> **Text segment**:
● ● ●
From: Michal Hocko <mhocko@kernel.org>
To: Vlastimil Babka <vbabka@suse.cz>
Cc: Andrew Morton <akpm@linux-foundation.org>,
linux-mm@kvack.org, linux-kernel@vger.kernel.org,
Mel Gorman <mgorman@techsingularity.net>,
Joonsoo Kim <iamjoonsoo.kim@lge.com>,
David Rientjes <rientjes@google.com>,
Rik van Riel <riel@redhat.com>
Subject: Re: [PATCH v2 06/18] mm, thp: remove __GFP_NORETRY from khugepaged and madvised allocations
Date: Wed, 1 Jun 2016 15:33:49 +0200 [thread overview]
Message-ID: <20160601133348.GQ26601@dhcp22.suse.cz> (raw)
In-Reply-To: <20160531130818.28724-7-vbabka@suse.cz>
On Tue 31-05-16 15:08:06, Vlastimil Babka wrote:
> After the previous patch, we can distinguish costly allocations that should be
> really lightweight, such as THP page faults, with __GFP_NORETRY. This means we
> don't need to recognize khugepaged allocations via PF_KTHREAD anymore. We can
> also change THP page faults in areas where madvise(MADV_HUGEPAGE) was used to
> try as hard as khugepaged, as the process has indicated that it benefits from
> THP's and is willing to pay some initial latency costs.
Relying on PF_KTHREAD was an ugly hack so it is nice to see it go away.
> We can also make the flags handling less cryptic by distinguishing
> GFP_TRANSHUGE_LIGHT (no reclaim at all, default mode in page fault) from
> GFP_TRANSHUGE (only direct reclaim, khugepaged default). Adding __GFP_NORETRY
> or __GFP_KSWAPD_RECLAIM is done where needed.
I like it for some reason ;)
> The patch effectively changes the current GFP_TRANSHUGE users as follows:
>
> * get_huge_zero_page() - the zero page lifetime should be relatively long and
> it's shared by multiple users, so it's worth spending some effort on it.
● ● ●
> **To do**:
A – Decide whether each statement below agrees with the patch reply, answering yes or no and quoting the words of the reply that settle it: (i) relying on PF_KTHREAD is described as an ugly hack; (ii) GFP_TRANSHUGE_LIGHT performs only direct reclaim; (iii) the zero page is shared by multiple users.
B – Rename "khugepaged" to "kcompactd" throughout the passage of the patch reply from "In-Reply-To: <20160531130818.28724-7-vbabka@suse.cz>" to "done where needed.", and write the passage out with that change.

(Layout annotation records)
● ● ●
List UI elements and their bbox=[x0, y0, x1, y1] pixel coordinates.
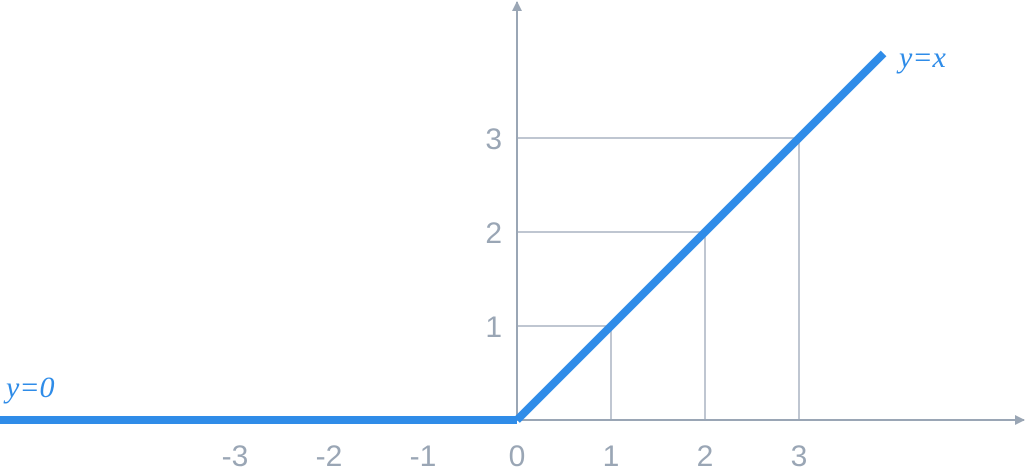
x-tick-label-1: -3 bbox=[222, 440, 249, 467]
series-line-2 bbox=[514, 50, 887, 423]
series-label-y0: y=0 bbox=[3, 371, 55, 404]
labels: -3 -2 -1 0 1 2 3 1 2 3 y=0 y=x bbox=[3, 41, 947, 467]
x-tick-label-5: 1 bbox=[603, 440, 620, 467]
guide-lines bbox=[517, 137, 800, 420]
series-lines bbox=[0, 50, 887, 424]
x-tick-label-4: 0 bbox=[509, 440, 526, 467]
y-tick-label-2: 2 bbox=[485, 217, 502, 250]
x-tick-label-7: 3 bbox=[791, 440, 808, 467]
y-tick-label-1: 1 bbox=[485, 311, 502, 344]
x-tick-label-3: -1 bbox=[410, 440, 437, 467]
x-tick-label-2: -2 bbox=[316, 440, 343, 467]
series-label-yx: y=x bbox=[896, 41, 947, 74]
x-tick-label-6: 2 bbox=[697, 440, 714, 467]
y-tick-label-3: 3 bbox=[485, 123, 502, 156]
● ● ●
> **Solutions below**:
A –
(i) Yes: "Relying on PF_KTHREAD was an ugly hack so it is nice to see it go away."
(ii) No: "GFP_TRANSHUGE_LIGHT (no reclaim at all, default mode in page fault)"
(iii) Yes: "it's shared by multiple users"

B –
In-Reply-To: <20160531130818.28724-7-vbabka@suse.cz>
On Tue 31-05-16 15:08:06, Vlastimil Babka wrote:
> After the previous patch, we can distinguish costly allocations that should be
> really lightweight, such as THP page faults, with __GFP_NORETRY. This means we
> don't need to recognize kcompactd allocations via PF_KTHREAD anymore. We can
> also change THP page faults in areas where madvise(MADV_HUGEPAGE) was used to
> try as hard as kcompactd, as the process has indicated that it benefits from
> THP's and is willing to pay some initial latency costs.
Relying on PF_KTHREAD was an ugly hack so it is nice to see it go away.
> We can also make the flags handling less cryptic by distinguishing
> GFP_TRANSHUGE_LIGHT (no reclaim at all, default mode in page fault) from
> GFP_TRANSHUGE (only direct reclaim, kcompactd default). Adding __GFP_NORETRY
> or __GFP_KSWAPD_RECLAIM is done where needed.